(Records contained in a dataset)
-*-*-

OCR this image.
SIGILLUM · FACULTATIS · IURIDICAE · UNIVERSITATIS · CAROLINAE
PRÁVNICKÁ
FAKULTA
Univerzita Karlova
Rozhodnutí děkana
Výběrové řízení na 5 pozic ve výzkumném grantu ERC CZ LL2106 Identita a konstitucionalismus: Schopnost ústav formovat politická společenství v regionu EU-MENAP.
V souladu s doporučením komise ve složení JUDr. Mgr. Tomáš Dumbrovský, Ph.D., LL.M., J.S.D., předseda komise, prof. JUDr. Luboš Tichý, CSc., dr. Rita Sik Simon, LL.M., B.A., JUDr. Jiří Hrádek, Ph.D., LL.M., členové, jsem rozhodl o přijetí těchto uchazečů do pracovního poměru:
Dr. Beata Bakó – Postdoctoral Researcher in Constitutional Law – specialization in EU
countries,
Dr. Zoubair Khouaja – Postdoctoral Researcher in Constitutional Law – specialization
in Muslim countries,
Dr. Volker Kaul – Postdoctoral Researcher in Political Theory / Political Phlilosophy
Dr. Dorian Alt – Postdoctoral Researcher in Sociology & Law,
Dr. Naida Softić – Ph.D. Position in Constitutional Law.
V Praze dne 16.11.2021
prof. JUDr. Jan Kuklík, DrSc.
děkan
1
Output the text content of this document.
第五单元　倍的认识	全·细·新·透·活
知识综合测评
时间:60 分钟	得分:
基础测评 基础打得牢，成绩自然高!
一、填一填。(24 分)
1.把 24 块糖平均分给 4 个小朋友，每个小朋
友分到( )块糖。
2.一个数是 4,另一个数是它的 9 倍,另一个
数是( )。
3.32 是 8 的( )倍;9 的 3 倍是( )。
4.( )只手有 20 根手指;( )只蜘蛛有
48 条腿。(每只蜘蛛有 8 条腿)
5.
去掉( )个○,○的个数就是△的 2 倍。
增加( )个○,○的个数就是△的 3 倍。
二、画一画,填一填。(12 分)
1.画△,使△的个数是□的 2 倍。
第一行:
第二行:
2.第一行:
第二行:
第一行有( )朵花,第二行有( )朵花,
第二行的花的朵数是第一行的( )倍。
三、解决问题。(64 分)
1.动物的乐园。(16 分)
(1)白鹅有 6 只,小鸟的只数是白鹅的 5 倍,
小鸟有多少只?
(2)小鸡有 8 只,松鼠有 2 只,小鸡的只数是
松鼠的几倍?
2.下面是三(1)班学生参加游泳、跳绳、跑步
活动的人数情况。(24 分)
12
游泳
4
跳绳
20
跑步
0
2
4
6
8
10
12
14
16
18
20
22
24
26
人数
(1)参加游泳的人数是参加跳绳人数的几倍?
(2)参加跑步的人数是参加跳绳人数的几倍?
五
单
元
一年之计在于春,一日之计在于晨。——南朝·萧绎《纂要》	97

-*-*-

**Aim of the task:**
Extract all of the material exactly as it is written.

**Solution to the exercise:**
OCR this image.
SIGILLUM · FACULTATIS · IURIDICAE · UNIVERSITATIS · CAROLINAE
PRÁVNICKÁ
FAKULTA
Univerzita Karlova
Rozhodnutí děkana
Výběrové řízení na 5 pozic ve výzkumném grantu ERC CZ LL2106 Identita a konstitucionalismus: Schopnost ústav formovat politická společenství v regionu EU-MENAP.
V souladu s doporučením komise ve složení JUDr. Mgr. Tomáš Dumbrovský, Ph.D., LL.M., J.S.D., předseda komise, prof. JUDr. Luboš Tichý, CSc., dr. Rita Sik Simon, LL.M., B.A., JUDr. Jiří Hrádek, Ph.D., LL.M., členové, jsem rozhodl o přijetí těchto uchazečů do pracovního poměru:
Dr. Beata Bakó – Postdoctoral Researcher in Constitutional Law – specialization in EU
countries,
Dr. Zoubair Khouaja – Postdoctoral Researcher in Constitutional Law – specialization
in Muslim countries,
Dr. Volker Kaul – Postdoctoral Researcher in Political Theory / Political Phlilosophy
Dr. Dorian Alt – Postdoctoral Researcher in Sociology & Law,
Dr. Naida Softić – Ph.D. Position in Constitutional Law.
V Praze dne 16.11.2021
prof. JUDr. Jan Kuklík, DrSc.
děkan
1
Output the text content of this document.
第五单元　倍的认识	全·细·新·透·活
知识综合测评
时间:60 分钟	得分:
基础测评 基础打得牢，成绩自然高!
一、填一填。(24 分)
1.把 24 块糖平均分给 4 个小朋友，每个小朋
友分到( )块糖。
2.一个数是 4,另一个数是它的 9 倍,另一个
数是( )。
3.32 是 8 的( )倍;9 的 3 倍是( )。
4.( )只手有 20 根手指;( )只蜘蛛有
48 条腿。(每只蜘蛛有 8 条腿)
5.
去掉( )个○,○的个数就是△的 2 倍。
增加( )个○,○的个数就是△的 3 倍。
二、画一画,填一填。(12 分)
1.画△,使△的个数是□的 2 倍。
第一行:
第二行:
2.第一行:
第二行:
第一行有( )朵花,第二行有( )朵花,
第二行的花的朵数是第一行的( )倍。
三、解决问题。(64 分)
1.动物的乐园。(16 分)
(1)白鹅有 6 只,小鸟的只数是白鹅的 5 倍,
小鸟有多少只?
(2)小鸡有 8 只,松鼠有 2 只,小鸡的只数是
松鼠的几倍?
2.下面是三(1)班学生参加游泳、跳绳、跑步
活动的人数情况。(24 分)
12
游泳
4
跳绳
20
跑步
0
2
4
6
8
10
12
14
16
18
20
22
24
26
人数
(1)参加游泳的人数是参加跳绳人数的几倍?
(2)参加跑步的人数是参加跳绳人数的几倍?
五
单
元
一年之计在于春,一日之计在于晨。——南朝·萧绎《纂要》	97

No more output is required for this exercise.